Element boundary records

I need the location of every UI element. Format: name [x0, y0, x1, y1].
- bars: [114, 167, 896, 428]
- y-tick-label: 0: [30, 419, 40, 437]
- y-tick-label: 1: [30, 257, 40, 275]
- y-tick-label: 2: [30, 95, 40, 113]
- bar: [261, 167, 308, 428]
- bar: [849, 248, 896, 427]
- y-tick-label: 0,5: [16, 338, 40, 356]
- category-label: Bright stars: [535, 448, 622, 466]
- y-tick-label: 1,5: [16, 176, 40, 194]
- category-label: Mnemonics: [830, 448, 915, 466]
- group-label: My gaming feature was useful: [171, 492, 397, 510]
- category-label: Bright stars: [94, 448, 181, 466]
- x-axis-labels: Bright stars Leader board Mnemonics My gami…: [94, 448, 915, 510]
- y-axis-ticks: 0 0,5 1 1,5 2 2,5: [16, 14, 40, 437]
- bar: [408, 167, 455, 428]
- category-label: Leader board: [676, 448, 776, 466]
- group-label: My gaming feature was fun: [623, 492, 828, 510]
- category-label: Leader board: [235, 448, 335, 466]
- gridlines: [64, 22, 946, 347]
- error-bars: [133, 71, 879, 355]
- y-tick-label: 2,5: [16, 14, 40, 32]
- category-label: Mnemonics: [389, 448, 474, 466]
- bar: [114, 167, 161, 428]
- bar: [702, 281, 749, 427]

Task prompt
Rewrite the entries above, swapping every "category-label" for "x-category" and leaving everything else untouched.

Completed exercise
I need the location of every UI element. Format: name [x0, y0, x1, y1].
- bars: [114, 167, 896, 428]
- y-tick-label: 0: [30, 419, 40, 437]
- y-tick-label: 1: [30, 257, 40, 275]
- y-tick-label: 2: [30, 95, 40, 113]
- bar: [261, 167, 308, 428]
- bar: [849, 248, 896, 427]
- y-tick-label: 0,5: [16, 338, 40, 356]
- x-category: Bright stars: [535, 448, 622, 466]
- y-tick-label: 1,5: [16, 176, 40, 194]
- x-category: Mnemonics: [830, 448, 915, 466]
- group-label: My gaming feature was useful: [171, 492, 397, 510]
- x-category: Bright stars: [94, 448, 181, 466]
- x-axis-labels: Bright stars Leader board Mnemonics My gami…: [94, 448, 915, 510]
- y-axis-ticks: 0 0,5 1 1,5 2 2,5: [16, 14, 40, 437]
- bar: [408, 167, 455, 428]
- x-category: Leader board: [676, 448, 776, 466]
- group-label: My gaming feature was fun: [623, 492, 828, 510]
- x-category: Leader board: [235, 448, 335, 466]
- gridlines: [64, 22, 946, 347]
- error-bars: [133, 71, 879, 355]
- y-tick-label: 2,5: [16, 14, 40, 32]
- x-category: Mnemonics: [389, 448, 474, 466]
- bar: [114, 167, 161, 428]
- bar: [702, 281, 749, 427]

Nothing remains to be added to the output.